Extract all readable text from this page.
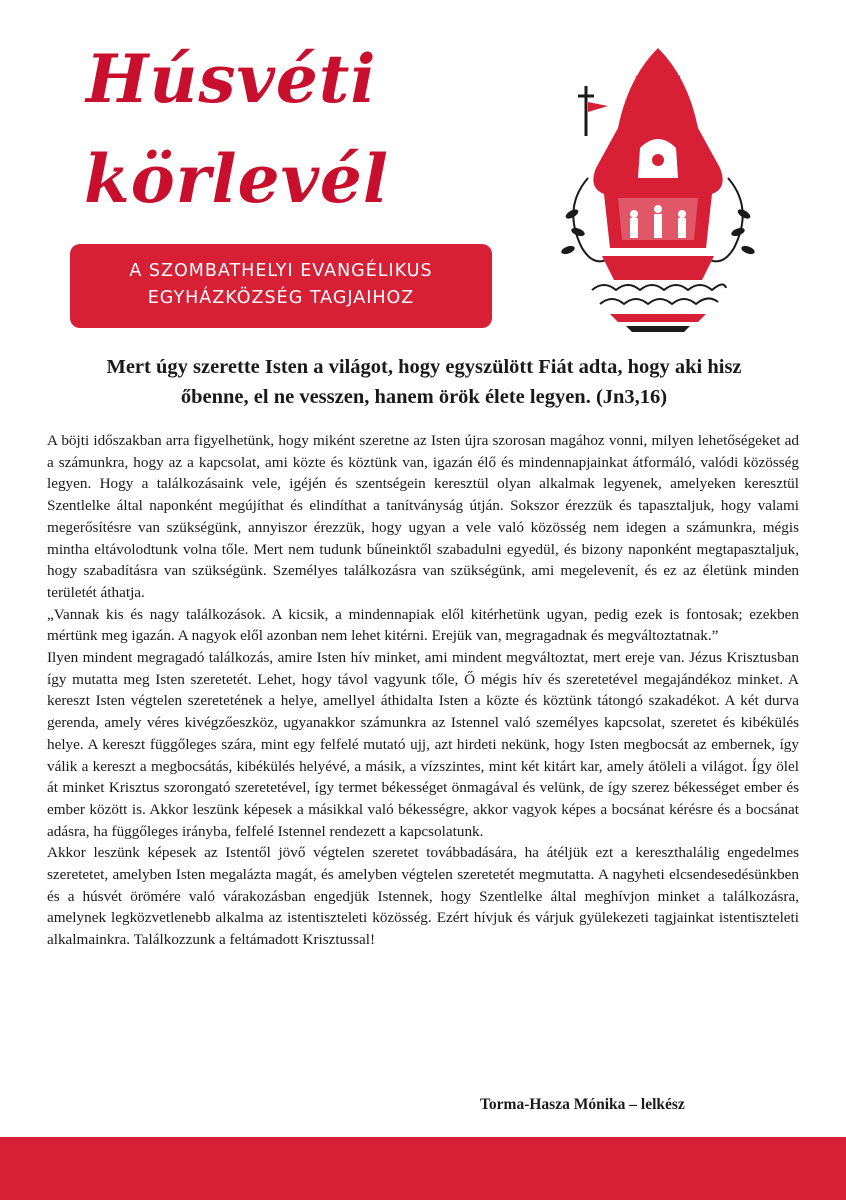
Húsvéti
körlevél
A SZOMBATHELYI EVANGÉLIKUS
EGYHÁZKÖZSÉG TAGJAIHOZ
Mert úgy szerette Isten a világot, hogy egyszülött Fiát adta, hogy aki hisz
őbenne, el ne vesszen, hanem örök élete legyen. (Jn3,16)

A böjti időszakban arra figyelhetünk, hogy miként szeretne az Isten újra szorosan magához vonni, milyen lehetőségeket ad a számunkra, hogy az a kapcsolat, ami közte és köztünk van, igazán élő és mindennapjainkat átformáló, valódi közösség legyen. Hogy a találkozásaink vele, igéjén és szentségein keresztül olyan alkalmak legyenek, amelyeken keresztül Szentlelke által naponként megújíthat és elindíthat a tanítványság útján. Sokszor érezzük és tapasztaljuk, hogy valami megerősítésre van szükségünk, annyiszor érezzük, hogy ugyan a vele való közösség nem idegen a számunkra, mégis mintha eltávolodtunk volna tőle. Mert nem tudunk bűneinktől szabadulni egyedül, és bizony naponként megtapasztaljuk, hogy szabadításra van szükségünk. Személyes találkozásra van szükségünk, ami megelevenít, és ez az életünk minden területét áthatja.

„Vannak kis és nagy találkozások. A kicsik, a mindennapiak elől kitérhetünk ugyan, pedig ezek is fontosak; ezekben mértünk meg igazán. A nagyok elől azonban nem lehet kitérni. Erejük van, megragadnak és megváltoztatnak.”

Ilyen mindent megragadó találkozás, amire Isten hív minket, ami mindent megváltoztat, mert ereje van. Jézus Krisztusban így mutatta meg Isten szeretetét. Lehet, hogy távol vagyunk tőle, Ő mégis hív és szeretetével megajándékoz minket. A kereszt Isten végtelen szeretetének a helye, amellyel áthidalta Isten a közte és köztünk tátongó szakadékot. A két durva gerenda, amely véres kivégzőeszköz, ugyanakkor számunkra az Istennel való személyes kapcsolat, szeretet és kibékülés helye. A kereszt függőleges szára, mint egy felfelé mutató ujj, azt hirdeti nekünk, hogy Isten megbocsát az embernek, így válik a kereszt a megbocsátás, kibékülés helyévé, a másik, a vízszintes, mint két kitárt kar, amely átöleli a világot. Így ölel át minket Krisztus szorongató szeretetével, így termet békességet önmagával és velünk, de így szerez békességet ember és ember között is. Akkor leszünk képesek a másikkal való békességre, akkor vagyok képes a bocsánat kérésre és a bocsánat adásra, ha függőleges irányba, felfelé Istennel rendezett a kapcsolatunk.

Akkor leszünk képesek az Istentől jövő végtelen szeretet továbbadására, ha átéljük ezt a kereszthalálig engedelmes szeretetet, amelyben Isten megalázta magát, és amelyben végtelen szeretetét megmutatta. A nagyheti elcsendesedésünkben és a húsvét örömére való várakozásban engedjük Istennek, hogy Szentlelke által meghívjon minket a találkozásra, amelynek legközvetlenebb alkalma az istentiszteleti közösség. Ezért hívjuk és várjuk gyülekezeti tagjainkat istentiszteleti alkalmainkra. Találkozzunk a feltámadott Krisztussal!

Torma-Hasza Mónika – lelkész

• DIRECTIONS:
Where a line in the entries holds "világot", copy that line.

• SOLVED PROBLEM:
Mert úgy szerette Isten a világot, hogy egyszülött Fiát adta, hogy aki hisz
Ilyen mindent megragadó találkozás, amire Isten hív minket, ami mindent megváltoztat, mert ereje van. Jézus Krisztusban így mutatta meg Isten szeretetét. Lehet, hogy távol vagyunk tőle, Ő mégis hív és szeretetével megajándékoz minket. A kereszt Isten végtelen szeretetének a helye, amellyel áthidalta Isten a közte és köztünk tátongó szakadékot. A két durva gerenda, amely véres kivégzőeszköz, ugyanakkor számunkra az Istennel való személyes kapcsolat, szeretet és kibékülés helye. A kereszt függőleges szára, mint egy felfelé mutató ujj, azt hirdeti nekünk, hogy Isten megbocsát az embernek, így válik a kereszt a megbocsátás, kibékülés helyévé, a másik, a vízszintes, mint két kitárt kar, amely átöleli a világot. Így ölel át minket Krisztus szorongató szeretetével, így termet békességet önmagával és velünk, de így szerez békességet ember és ember között is. Akkor leszünk képesek a másikkal való békességre, akkor vagyok képes a bocsánat kérésre és a bocsánat adásra, ha függőleges irányba, felfelé Istennel rendezett a kapcsolatunk.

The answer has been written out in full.